## [Dataset entries on figures]
** start **

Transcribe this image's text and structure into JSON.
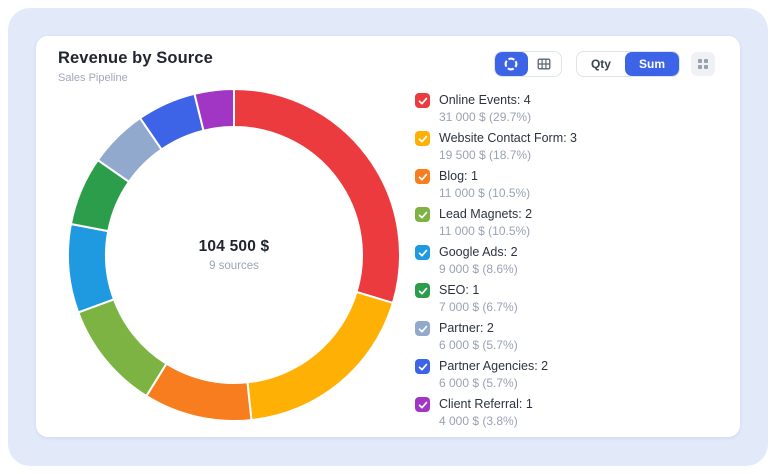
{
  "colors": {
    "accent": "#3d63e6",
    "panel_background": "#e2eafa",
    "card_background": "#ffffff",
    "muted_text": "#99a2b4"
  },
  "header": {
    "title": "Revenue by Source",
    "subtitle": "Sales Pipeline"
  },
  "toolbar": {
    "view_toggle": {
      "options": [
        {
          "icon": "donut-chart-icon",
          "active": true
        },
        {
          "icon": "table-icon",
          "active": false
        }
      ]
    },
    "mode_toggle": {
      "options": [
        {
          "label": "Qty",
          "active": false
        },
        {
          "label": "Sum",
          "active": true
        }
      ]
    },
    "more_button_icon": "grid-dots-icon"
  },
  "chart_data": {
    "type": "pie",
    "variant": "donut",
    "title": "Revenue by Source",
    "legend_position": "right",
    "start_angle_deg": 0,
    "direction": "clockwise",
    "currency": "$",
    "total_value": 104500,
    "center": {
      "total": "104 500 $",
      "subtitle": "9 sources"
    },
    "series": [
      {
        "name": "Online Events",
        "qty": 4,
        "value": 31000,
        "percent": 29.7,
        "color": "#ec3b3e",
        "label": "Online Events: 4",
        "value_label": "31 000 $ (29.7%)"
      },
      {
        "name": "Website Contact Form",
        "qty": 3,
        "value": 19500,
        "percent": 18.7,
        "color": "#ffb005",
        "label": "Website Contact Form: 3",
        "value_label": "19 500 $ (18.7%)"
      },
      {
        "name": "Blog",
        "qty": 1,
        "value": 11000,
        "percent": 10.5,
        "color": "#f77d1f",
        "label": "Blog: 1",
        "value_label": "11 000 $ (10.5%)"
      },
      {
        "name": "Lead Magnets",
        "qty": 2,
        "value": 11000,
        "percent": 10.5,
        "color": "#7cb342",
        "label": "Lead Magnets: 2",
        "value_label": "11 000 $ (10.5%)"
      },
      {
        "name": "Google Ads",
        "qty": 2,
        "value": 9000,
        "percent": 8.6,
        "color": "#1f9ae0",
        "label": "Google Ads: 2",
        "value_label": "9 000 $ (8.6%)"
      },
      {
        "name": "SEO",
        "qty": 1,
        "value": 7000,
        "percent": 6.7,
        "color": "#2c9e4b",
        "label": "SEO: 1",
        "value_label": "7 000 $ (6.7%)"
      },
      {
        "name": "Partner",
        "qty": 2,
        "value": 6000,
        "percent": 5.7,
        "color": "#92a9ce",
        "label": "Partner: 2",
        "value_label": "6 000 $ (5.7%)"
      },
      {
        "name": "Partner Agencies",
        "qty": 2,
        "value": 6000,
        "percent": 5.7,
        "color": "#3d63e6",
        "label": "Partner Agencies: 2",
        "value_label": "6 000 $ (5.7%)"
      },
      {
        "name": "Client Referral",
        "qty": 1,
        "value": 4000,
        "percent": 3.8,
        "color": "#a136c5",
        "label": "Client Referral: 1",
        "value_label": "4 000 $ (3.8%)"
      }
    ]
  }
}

** end **

## [Exercise]
Copy out each line in the preceding records that contains "Lead".

## [Exercise output]
        "name": "Lead Magnets",
        "label": "Lead Magnets: 2",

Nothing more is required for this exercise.